Short exercise —
Find the lines of data that contain the string "machine", then list them.

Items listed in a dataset
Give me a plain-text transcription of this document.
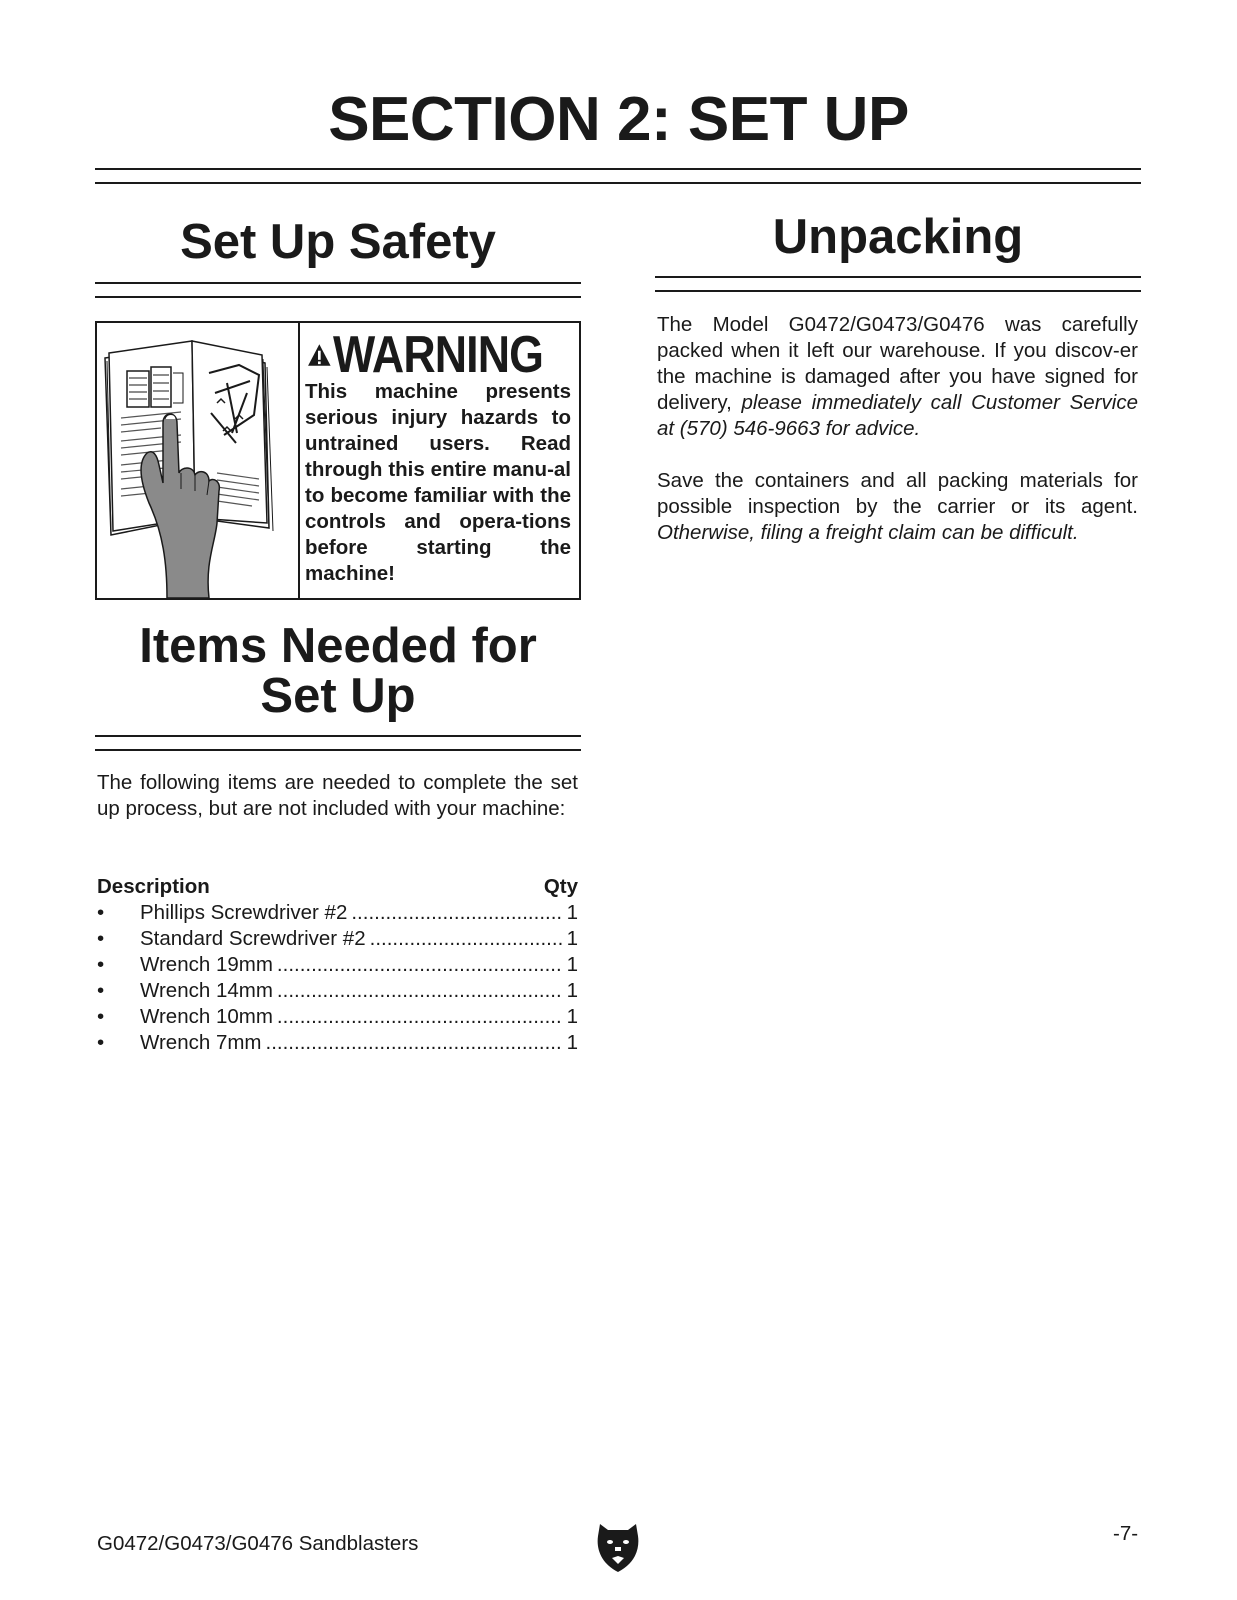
SECTION 2: SET UP
Set Up Safety
WARNING

This machine presents serious injury hazards to untrained users. Read through this entire manu-al to become familiar with the controls and opera-tions before starting the machine!

Items Needed for
Set Up

The following items are needed to complete the set up process, but are not included with your machine:

Description	Qty
•	Phillips Screwdriver #2 .....	1
•	Standard Screwdriver #2 .....	1
•	Wrench 19mm .....	1
•	Wrench 14mm .....	1
•	Wrench 10mm .....	1
•	Wrench 7mm .....	1
Unpacking

The Model G0472/G0473/G0476 was carefully packed when it left our warehouse. If you discov-er the machine is damaged after you have signed for delivery, please immediately call Customer Service at (570) 546-9663 for advice.

Save the containers and all packing materials for possible inspection by the carrier or its agent. Otherwise, filing a freight claim can be difficult.

G0472/G0473/G0476 Sandblasters	-7-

Exercise solution —
This machine presents serious injury hazards to untrained users. Read through this entire manu-al to become familiar with the controls and opera-tions before starting the machine!
The following items are needed to complete the set up process, but are not included with your machine:
The Model G0472/G0473/G0476 was carefully packed when it left our warehouse. If you discov-er the machine is damaged after you have signed for delivery, please immediately call Customer Service at (570) 546-9663 for advice.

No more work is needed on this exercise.